**EXERCISE DETAILS:** Type out all the records word for word. Any pictures are to be left out.
>> Start
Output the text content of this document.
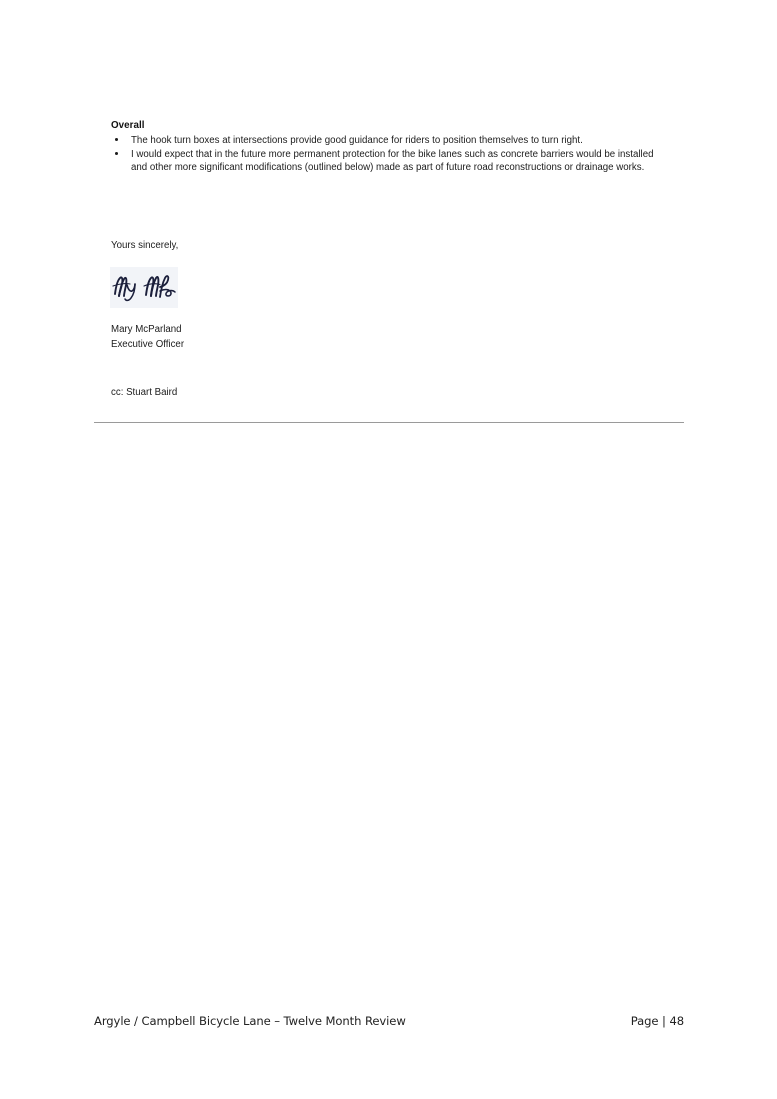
Overall

The hook turn boxes at intersections provide good guidance for riders to position themselves to turn right.
I would expect that in the future more permanent protection for the bike lanes such as concrete barriers would be installed and other more significant modifications (outlined below) made as part of future road reconstructions or drainage works.

Yours sincerely,

Mary McParland

Executive Officer

cc: Stuart Baird
Argyle / Campbell Bicycle Lane – Twelve Month Review	Page | 48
>> End
**WRITTEN RESPONSE:**
Output the text content of this document.
Overall

The hook turn boxes at intersections provide good guidance for riders to position themselves to turn right.
I would expect that in the future more permanent protection for the bike lanes such as concrete barriers would be installed and other more significant modifications (outlined below) made as part of future road reconstructions or drainage works.

Yours sincerely,

Mary McParland

Executive Officer

cc: Stuart Baird
Argyle / Campbell Bicycle Lane – Twelve Month Review	Page | 48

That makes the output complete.